How to complete this task: Print all of the records below again without a single difference.

The data:
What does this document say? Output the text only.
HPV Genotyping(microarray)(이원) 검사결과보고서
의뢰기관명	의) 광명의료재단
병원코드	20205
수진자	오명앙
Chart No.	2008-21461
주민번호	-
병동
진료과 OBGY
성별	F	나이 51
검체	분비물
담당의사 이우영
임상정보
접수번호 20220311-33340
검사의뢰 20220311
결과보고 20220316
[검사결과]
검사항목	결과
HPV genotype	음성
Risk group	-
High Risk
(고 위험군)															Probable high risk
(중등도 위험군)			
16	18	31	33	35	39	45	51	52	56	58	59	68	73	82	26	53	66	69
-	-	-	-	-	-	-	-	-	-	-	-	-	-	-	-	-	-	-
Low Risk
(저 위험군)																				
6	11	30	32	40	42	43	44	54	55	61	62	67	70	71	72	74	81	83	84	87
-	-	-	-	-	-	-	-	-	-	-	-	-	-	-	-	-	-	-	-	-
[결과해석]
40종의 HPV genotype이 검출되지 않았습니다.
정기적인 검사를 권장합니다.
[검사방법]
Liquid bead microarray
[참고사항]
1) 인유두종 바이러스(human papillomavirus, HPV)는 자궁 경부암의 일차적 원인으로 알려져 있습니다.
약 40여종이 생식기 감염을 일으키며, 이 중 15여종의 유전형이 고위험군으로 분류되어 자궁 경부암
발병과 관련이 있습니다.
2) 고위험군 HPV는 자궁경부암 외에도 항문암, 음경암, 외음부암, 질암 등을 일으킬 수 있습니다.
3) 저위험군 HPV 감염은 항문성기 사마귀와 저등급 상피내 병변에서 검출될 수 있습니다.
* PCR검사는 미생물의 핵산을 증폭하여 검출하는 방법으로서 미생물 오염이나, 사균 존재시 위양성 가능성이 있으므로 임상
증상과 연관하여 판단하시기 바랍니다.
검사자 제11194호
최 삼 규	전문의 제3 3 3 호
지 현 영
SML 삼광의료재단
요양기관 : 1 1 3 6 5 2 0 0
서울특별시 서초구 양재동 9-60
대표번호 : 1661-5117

Output for this exercise:
What does this document say? Output the text only.
HPV Genotyping(microarray)(이원) 검사결과보고서
의뢰기관명	의) 광명의료재단
병원코드	20205
수진자	오명앙
Chart No.	2008-21461
주민번호	-
병동
진료과 OBGY
성별	F	나이 51
검체	분비물
담당의사 이우영
임상정보
접수번호 20220311-33340
검사의뢰 20220311
결과보고 20220316
[검사결과]
검사항목	결과
HPV genotype	음성
Risk group	-
High Risk
(고 위험군)															Probable high risk
(중등도 위험군)			
16	18	31	33	35	39	45	51	52	56	58	59	68	73	82	26	53	66	69
-	-	-	-	-	-	-	-	-	-	-	-	-	-	-	-	-	-	-
Low Risk
(저 위험군)																				
6	11	30	32	40	42	43	44	54	55	61	62	67	70	71	72	74	81	83	84	87
-	-	-	-	-	-	-	-	-	-	-	-	-	-	-	-	-	-	-	-	-
[결과해석]
40종의 HPV genotype이 검출되지 않았습니다.
정기적인 검사를 권장합니다.
[검사방법]
Liquid bead microarray
[참고사항]
1) 인유두종 바이러스(human papillomavirus, HPV)는 자궁 경부암의 일차적 원인으로 알려져 있습니다.
약 40여종이 생식기 감염을 일으키며, 이 중 15여종의 유전형이 고위험군으로 분류되어 자궁 경부암
발병과 관련이 있습니다.
2) 고위험군 HPV는 자궁경부암 외에도 항문암, 음경암, 외음부암, 질암 등을 일으킬 수 있습니다.
3) 저위험군 HPV 감염은 항문성기 사마귀와 저등급 상피내 병변에서 검출될 수 있습니다.
* PCR검사는 미생물의 핵산을 증폭하여 검출하는 방법으로서 미생물 오염이나, 사균 존재시 위양성 가능성이 있으므로 임상
증상과 연관하여 판단하시기 바랍니다.
검사자 제11194호
최 삼 규	전문의 제3 3 3 호
지 현 영
SML 삼광의료재단
요양기관 : 1 1 3 6 5 2 0 0
서울특별시 서초구 양재동 9-60
대표번호 : 1661-5117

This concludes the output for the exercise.